[Problem to solve]
Set down all of the entries word for word, omitting the images they contain.

Dataset excerpt

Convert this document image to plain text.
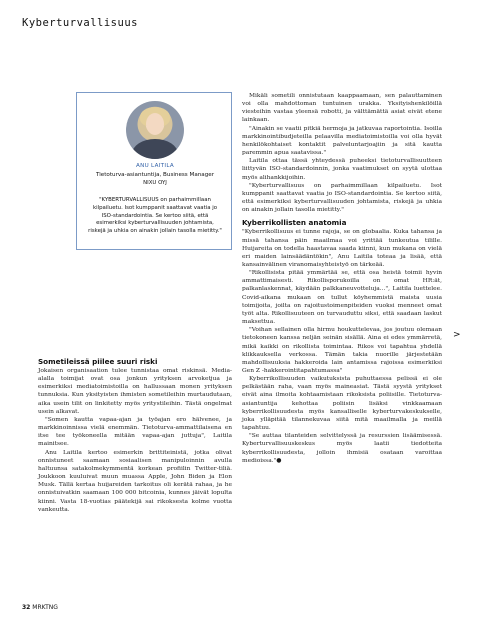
Kyberturvallisuus
ANU LAITILA
Tietoturva-asiantuntija, Business Manager
NIXU OYJ

"KYBERTURVALLISUUS on parhaimmillaan kilpailuetu. Isot kumppanit saattavat vaatia jo ISO-standardointia. Se kertoo siitä, että esimerkiksi kyberturvallisuuden johtamista, riskejä ja uhkia on ainakin jollain tasolla mietitty."

Sometileissä piilee suuri riski

Jokaisen organisaation tulee tunnistaa omat riskinsä. Media-alalla toimijat ovat osa jonkun yrityksen arvoketjua ja esimerkiksi mediatoimistoilla on hallussaan monen yrityksen tunnuksia. Kun yksityisten ihmisten sometileihin murtaudutaan, aika usein tilit on linkitetty myös yritystileihin. Tästä ongelmat usein alkavat.

"Somen kautta vapaa-ajan ja työajan ero hälvenee, ja markkinoinnissa vielä enemmän. Tietoturva-ammattilaisena en itse tee työkoneella mitään vapaa-ajan juttuja", Laitila mainitsee.

Anu Laitila kertoo esimerkin brittiteinistä, jotka olivat onnistuneet saamaan sosiaalisen manipuloinnin avulla haltuunsa satakolmekymmentä korkean profiilin Twitter-tiliä. Joukkoon kuuluivat muun muassa Apple, John Biden ja Elon Musk. Tällä kertaa huijareiden tarkoitus oli kerätä rahaa, ja he onnistuivatkin saamaan 100 000 bitcoinia, kunnes jäivät lopulta kiinni. Vasta 18-vuotias päätekijä sai rikoksesta kolme vuotta vankeutta.

Mikäli sometili onnistutaan kaappaamaan, sen palauttaminen voi olla mahdottoman tuntuinen urakka. Yksityishenkilöillä viesteihin vastaa yleensä robotti, ja välttämättä asiat eivät etene lainkaan.

"Ainakin se vaatii pitkiä hermoja ja jatkuvaa raportointia. Isoilla markkinointibudjeteilla pelaavilla mediatoimistoilla voi olla hyvät henkilökohtaiset kontaktit palveluntarjoajiin ja sitä kautta paremmin apua saatavissa."

Laitila ottaa tässä yhteydessä puheeksi tietoturvallisuutteen liittyvän ISO-standardoinnin, jonka vaatimukset on syytä ulottaa myös alihankkijoihin.

"Kyberturvallisuus on parhaimmillaan kilpailuetu. Isot kumppanit saattavat vaatia jo ISO-standardointia. Se kertoo siitä, että esimerkiksi kyberturvallisuuden johtamista, riskejä ja uhkia on ainakin jollain tasolla mietitty."

Kyberrikollisten anatomia

"Kyberrikollisuus ei tunne rajoja, se on globaalia. Kuka tahansa ja missä tahansa päin maailmaa voi yrittää tunkeutua tilille. Huijareita on todella haastavaa saada kiinni, kun mukana on vielä eri maiden lainsäädäntökin", Anu Laitila toteaa ja lisää, että kansainvälinen viranomaisyhteistyö on tärkeää.

"Rikollisista pitää ymmärtää se, että osa heistä toimii hyvin ammattimaisesti. Rikollisporukoilla on omat HR:ät, palkanlaskennat, käydään palkkaneuvotteluja...", Laitila luettelee. Covid-aikana mukaan on tullut köyhemmistä maista uusia toimijoita, joilta on rajoitustoimenpiteiden vuoksi menneet omat työt alta. Rikollisuuteen on turvauduttu siksi, että saadaan laskut maksettua.

"Voihan sellainen olla hirmu houkuttelevaa, jos joutuu olemaan tietokoneen kanssa neljän seinän sisällä. Aina ei edes ymmärretä, mikä kaikki on rikollista toimintaa. Rikos voi tapahtua yhdellä klikkauksella verkossa. Tämän takia nuorille järjestetään mahdollisuuksia hakkeroida lain antamissa rajoissa esimerkiksi Gen Z -hakkerointitapahtumassa"

Kyberrikollisuuden vaikutuksista puhuttaessa pelissä ei ole pelkästään raha, vaan myös maineasiat. Tästä syystä yritykset eivät aina ilmoita kohtaamistaan rikoksista poliisille. Tietoturva-asiantuntija kehottaa poliisin lisäksi vinkkaamaan kyberrikollisuudesta myös kansalliselle kyberturvakeskukselle, joka ylläpitää tilannekuvaa siitä mitä maailmalla ja meillä tapahtuu.

"Se auttaa tilanteiden selvittelyssä ja resurssien lisäämisessä. Kyberturvallisuuskeskus myös laatii tiedotteita kyberrikollisuudesta, jolloin ihmisiä osataan varoittaa medioissa."●

>
32 MRKTNG
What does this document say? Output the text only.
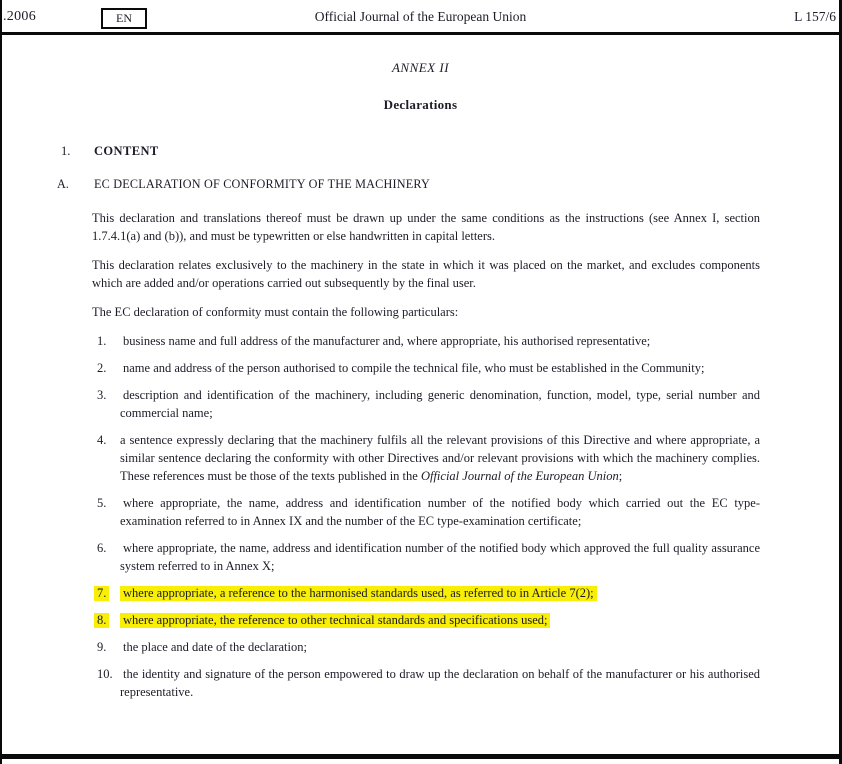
.2006	EN	Official Journal of the European Union	L 157/6
ANNEX II
Declarations
1.	CONTENT
A.	EC DECLARATION OF CONFORMITY OF THE MACHINERY

This declaration and translations thereof must be drawn up under the same conditions as the instructions (see Annex I, section 1.7.4.1(a) and (b)), and must be typewritten or else handwritten in capital letters.

This declaration relates exclusively to the machinery in the state in which it was placed on the market, and excludes components which are added and/or operations carried out subsequently by the final user.

The EC declaration of conformity must contain the following particulars:

1.	business name and full address of the manufacturer and, where appropriate, his authorised representative;
2.	name and address of the person authorised to compile the technical file, who must be established in the Community;
3.	description and identification of the machinery, including generic denomination, function, model, type, serial number and commercial name;
4.	a sentence expressly declaring that the machinery fulfils all the relevant provisions of this Directive and where appropriate, a similar sentence declaring the conformity with other Directives and/or relevant provisions with which the machinery complies. These references must be those of the texts published in the Official Journal of the European Union;
5.	where appropriate, the name, address and identification number of the notified body which carried out the EC type-examination referred to in Annex IX and the number of the EC type-examination certificate;
6.	where appropriate, the name, address and identification number of the notified body which approved the full quality assurance system referred to in Annex X;
7.	where appropriate, a reference to the harmonised standards used, as referred to in Article 7(2);
8.	where appropriate, the reference to other technical standards and specifications used;
9.	the place and date of the declaration;
10. the identity and signature of the person empowered to draw up the declaration on behalf of the manufacturer or his authorised representative.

[Written answer]
Convert this document image to plain text.
Kyberturvallisuus
ANU LAITILA
Tietoturva-asiantuntija, Business Manager
NIXU OYJ

"KYBERTURVALLISUUS on parhaimmillaan kilpailuetu. Isot kumppanit saattavat vaatia jo ISO-standardointia. Se kertoo siitä, että esimerkiksi kyberturvallisuuden johtamista, riskejä ja uhkia on ainakin jollain tasolla mietitty."

Sometileissä piilee suuri riski

Jokaisen organisaation tulee tunnistaa omat riskinsä. Media-alalla toimijat ovat osa jonkun yrityksen arvoketjua ja esimerkiksi mediatoimistoilla on hallussaan monen yrityksen tunnuksia. Kun yksityisten ihmisten sometileihin murtaudutaan, aika usein tilit on linkitetty myös yritystileihin. Tästä ongelmat usein alkavat.

"Somen kautta vapaa-ajan ja työajan ero hälvenee, ja markkinoinnissa vielä enemmän. Tietoturva-ammattilaisena en itse tee työkoneella mitään vapaa-ajan juttuja", Laitila mainitsee.

Anu Laitila kertoo esimerkin brittiteinistä, jotka olivat onnistuneet saamaan sosiaalisen manipuloinnin avulla haltuunsa satakolmekymmentä korkean profiilin Twitter-tiliä. Joukkoon kuuluivat muun muassa Apple, John Biden ja Elon Musk. Tällä kertaa huijareiden tarkoitus oli kerätä rahaa, ja he onnistuivatkin saamaan 100 000 bitcoinia, kunnes jäivät lopulta kiinni. Vasta 18-vuotias päätekijä sai rikoksesta kolme vuotta vankeutta.

Mikäli sometili onnistutaan kaappaamaan, sen palauttaminen voi olla mahdottoman tuntuinen urakka. Yksityishenkilöillä viesteihin vastaa yleensä robotti, ja välttämättä asiat eivät etene lainkaan.

"Ainakin se vaatii pitkiä hermoja ja jatkuvaa raportointia. Isoilla markkinointibudjeteilla pelaavilla mediatoimistoilla voi olla hyvät henkilökohtaiset kontaktit palveluntarjoajiin ja sitä kautta paremmin apua saatavissa."

Laitila ottaa tässä yhteydessä puheeksi tietoturvallisuutteen liittyvän ISO-standardoinnin, jonka vaatimukset on syytä ulottaa myös alihankkijoihin.

"Kyberturvallisuus on parhaimmillaan kilpailuetu. Isot kumppanit saattavat vaatia jo ISO-standardointia. Se kertoo siitä, että esimerkiksi kyberturvallisuuden johtamista, riskejä ja uhkia on ainakin jollain tasolla mietitty."

Kyberrikollisten anatomia

"Kyberrikollisuus ei tunne rajoja, se on globaalia. Kuka tahansa ja missä tahansa päin maailmaa voi yrittää tunkeutua tilille. Huijareita on todella haastavaa saada kiinni, kun mukana on vielä eri maiden lainsäädäntökin", Anu Laitila toteaa ja lisää, että kansainvälinen viranomaisyhteistyö on tärkeää.

"Rikollisista pitää ymmärtää se, että osa heistä toimii hyvin ammattimaisesti. Rikollisporukoilla on omat HR:ät, palkanlaskennat, käydään palkkaneuvotteluja...", Laitila luettelee. Covid-aikana mukaan on tullut köyhemmistä maista uusia toimijoita, joilta on rajoitustoimenpiteiden vuoksi menneet omat työt alta. Rikollisuuteen on turvauduttu siksi, että saadaan laskut maksettua.

"Voihan sellainen olla hirmu houkuttelevaa, jos joutuu olemaan tietokoneen kanssa neljän seinän sisällä. Aina ei edes ymmärretä, mikä kaikki on rikollista toimintaa. Rikos voi tapahtua yhdellä klikkauksella verkossa. Tämän takia nuorille järjestetään mahdollisuuksia hakkeroida lain antamissa rajoissa esimerkiksi Gen Z -hakkerointitapahtumassa"

Kyberrikollisuuden vaikutuksista puhuttaessa pelissä ei ole pelkästään raha, vaan myös maineasiat. Tästä syystä yritykset eivät aina ilmoita kohtaamistaan rikoksista poliisille. Tietoturva-asiantuntija kehottaa poliisin lisäksi vinkkaamaan kyberrikollisuudesta myös kansalliselle kyberturvakeskukselle, joka ylläpitää tilannekuvaa siitä mitä maailmalla ja meillä tapahtuu.

"Se auttaa tilanteiden selvittelyssä ja resurssien lisäämisessä. Kyberturvallisuuskeskus myös laatii tiedotteita kyberrikollisuudesta, jolloin ihmisiä osataan varoittaa medioissa."●

>
32 MRKTNG
What does this document say? Output the text only.
.2006	EN	Official Journal of the European Union	L 157/6
ANNEX II
Declarations
1.	CONTENT
A.	EC DECLARATION OF CONFORMITY OF THE MACHINERY

This declaration and translations thereof must be drawn up under the same conditions as the instructions (see Annex I, section 1.7.4.1(a) and (b)), and must be typewritten or else handwritten in capital letters.

This declaration relates exclusively to the machinery in the state in which it was placed on the market, and excludes components which are added and/or operations carried out subsequently by the final user.

The EC declaration of conformity must contain the following particulars:

1.	business name and full address of the manufacturer and, where appropriate, his authorised representative;
2.	name and address of the person authorised to compile the technical file, who must be established in the Community;
3.	description and identification of the machinery, including generic denomination, function, model, type, serial number and commercial name;
4.	a sentence expressly declaring that the machinery fulfils all the relevant provisions of this Directive and where appropriate, a similar sentence declaring the conformity with other Directives and/or relevant provisions with which the machinery complies. These references must be those of the texts published in the Official Journal of the European Union;
5.	where appropriate, the name, address and identification number of the notified body which carried out the EC type-examination referred to in Annex IX and the number of the EC type-examination certificate;
6.	where appropriate, the name, address and identification number of the notified body which approved the full quality assurance system referred to in Annex X;
7.	where appropriate, a reference to the harmonised standards used, as referred to in Article 7(2);
8.	where appropriate, the reference to other technical standards and specifications used;
9.	the place and date of the declaration;
10. the identity and signature of the person empowered to draw up the declaration on behalf of the manufacturer or his authorised representative.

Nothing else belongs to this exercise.